But how could you ever compare these tiny green spheres, melting into one another, punctuated by velvety white pillows of potato and a brilliant spectrum of spring carrots to anything less than heavenly?



Nope. No matter how you try to dress it up, there’s just not much romanticizing when the word pea is involved (R. Kelly notwithstanding (TOO SOON GROSS)).

But not everything has to be sexy, you know? Just because it ain’t pretty doesn’t mean it ain’t good, or that it’s a classic dish that needs to be “elevated” with exotic ingredients or whimsical techniques. 

This "don't judge a soup by its color" principle is obviously one of the oldest in the book (you know, the one with an un-judged cover), but it was demonstrated in yet another way for me tonight. Since Harold Ramis left this plane on Monday, much has been said and internetted about his oeuvre. I must admit, I didn't grow up with the same attachment to his films that most of my generation seems to have. I grew up steeped in AMC back when it stood for American Movie Classics, in movie musicals, in lots and lots of Hitchcock. Thus, there's a pretty big gap in my pop culture consciousness from about the mid-70s to mid-90s. I just watched Ghostbusters for the first time in the last few years -- a fact that has elicited charges of heresy.

Your objective: In the passage about pea soup, what did AMC stand for back when the writer grew up watching it?

Records from a collection
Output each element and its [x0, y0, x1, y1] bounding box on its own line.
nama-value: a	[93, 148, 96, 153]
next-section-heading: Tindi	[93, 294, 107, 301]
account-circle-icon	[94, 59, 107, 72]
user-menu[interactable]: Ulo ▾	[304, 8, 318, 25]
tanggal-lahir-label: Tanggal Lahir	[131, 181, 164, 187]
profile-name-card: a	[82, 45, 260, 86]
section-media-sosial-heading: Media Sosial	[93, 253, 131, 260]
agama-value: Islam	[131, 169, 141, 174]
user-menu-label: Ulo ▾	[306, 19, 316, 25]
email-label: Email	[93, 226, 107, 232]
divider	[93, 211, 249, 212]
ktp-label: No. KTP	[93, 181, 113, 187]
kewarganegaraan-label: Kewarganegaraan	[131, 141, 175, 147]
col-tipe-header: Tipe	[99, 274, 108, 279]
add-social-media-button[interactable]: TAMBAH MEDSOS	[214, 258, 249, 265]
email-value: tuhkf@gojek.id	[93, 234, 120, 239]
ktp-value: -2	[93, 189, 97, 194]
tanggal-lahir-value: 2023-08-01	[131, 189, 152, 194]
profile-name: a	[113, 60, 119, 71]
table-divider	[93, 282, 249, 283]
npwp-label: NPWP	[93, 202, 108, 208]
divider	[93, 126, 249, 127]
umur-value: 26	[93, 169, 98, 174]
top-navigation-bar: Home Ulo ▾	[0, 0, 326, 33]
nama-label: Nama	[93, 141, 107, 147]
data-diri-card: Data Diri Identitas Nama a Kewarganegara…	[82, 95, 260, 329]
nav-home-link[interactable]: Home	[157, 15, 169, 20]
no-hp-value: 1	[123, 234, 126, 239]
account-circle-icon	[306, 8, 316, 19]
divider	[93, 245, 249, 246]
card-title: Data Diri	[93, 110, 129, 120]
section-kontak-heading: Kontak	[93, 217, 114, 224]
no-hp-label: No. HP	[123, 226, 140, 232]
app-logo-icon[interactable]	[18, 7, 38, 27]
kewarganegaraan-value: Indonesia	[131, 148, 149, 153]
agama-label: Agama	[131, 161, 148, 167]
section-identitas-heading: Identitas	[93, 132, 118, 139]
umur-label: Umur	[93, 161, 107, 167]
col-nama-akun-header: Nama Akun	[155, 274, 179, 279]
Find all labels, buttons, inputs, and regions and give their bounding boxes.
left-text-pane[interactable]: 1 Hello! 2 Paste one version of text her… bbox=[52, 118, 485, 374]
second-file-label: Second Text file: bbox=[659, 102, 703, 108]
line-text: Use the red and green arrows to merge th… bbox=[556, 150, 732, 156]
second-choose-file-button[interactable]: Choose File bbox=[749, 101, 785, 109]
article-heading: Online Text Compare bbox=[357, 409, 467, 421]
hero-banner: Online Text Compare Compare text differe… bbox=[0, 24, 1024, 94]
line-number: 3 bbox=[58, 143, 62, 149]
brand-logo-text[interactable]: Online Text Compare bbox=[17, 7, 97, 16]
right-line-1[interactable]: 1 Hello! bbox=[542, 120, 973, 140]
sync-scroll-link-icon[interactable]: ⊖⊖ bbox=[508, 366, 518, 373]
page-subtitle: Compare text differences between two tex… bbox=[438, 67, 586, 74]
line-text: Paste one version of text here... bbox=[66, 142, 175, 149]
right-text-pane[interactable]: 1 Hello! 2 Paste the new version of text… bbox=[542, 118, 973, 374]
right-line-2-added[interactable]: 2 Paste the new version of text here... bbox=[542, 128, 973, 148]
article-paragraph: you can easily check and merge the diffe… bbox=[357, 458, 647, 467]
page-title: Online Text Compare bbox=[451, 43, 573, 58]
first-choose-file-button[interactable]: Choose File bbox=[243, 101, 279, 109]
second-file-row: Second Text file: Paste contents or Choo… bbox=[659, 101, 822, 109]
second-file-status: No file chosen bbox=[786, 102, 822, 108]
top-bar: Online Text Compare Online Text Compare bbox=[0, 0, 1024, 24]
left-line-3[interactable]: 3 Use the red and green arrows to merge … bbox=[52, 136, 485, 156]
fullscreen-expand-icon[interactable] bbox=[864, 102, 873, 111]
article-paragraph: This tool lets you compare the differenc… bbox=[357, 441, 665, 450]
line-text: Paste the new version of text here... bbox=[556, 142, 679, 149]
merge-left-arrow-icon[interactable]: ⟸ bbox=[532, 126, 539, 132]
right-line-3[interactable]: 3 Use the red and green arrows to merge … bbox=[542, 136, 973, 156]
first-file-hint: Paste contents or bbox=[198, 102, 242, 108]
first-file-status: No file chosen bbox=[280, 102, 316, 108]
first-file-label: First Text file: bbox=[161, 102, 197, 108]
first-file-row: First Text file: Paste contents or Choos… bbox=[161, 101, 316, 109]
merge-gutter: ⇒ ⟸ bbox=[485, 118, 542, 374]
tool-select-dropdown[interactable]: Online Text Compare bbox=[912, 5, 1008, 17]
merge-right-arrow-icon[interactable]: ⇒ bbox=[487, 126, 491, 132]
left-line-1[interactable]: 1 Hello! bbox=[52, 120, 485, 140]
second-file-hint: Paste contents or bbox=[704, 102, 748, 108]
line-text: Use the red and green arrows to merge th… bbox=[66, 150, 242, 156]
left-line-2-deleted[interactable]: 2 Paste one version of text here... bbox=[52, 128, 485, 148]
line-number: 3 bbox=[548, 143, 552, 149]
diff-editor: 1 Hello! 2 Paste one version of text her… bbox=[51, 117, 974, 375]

The response: American Movie Classics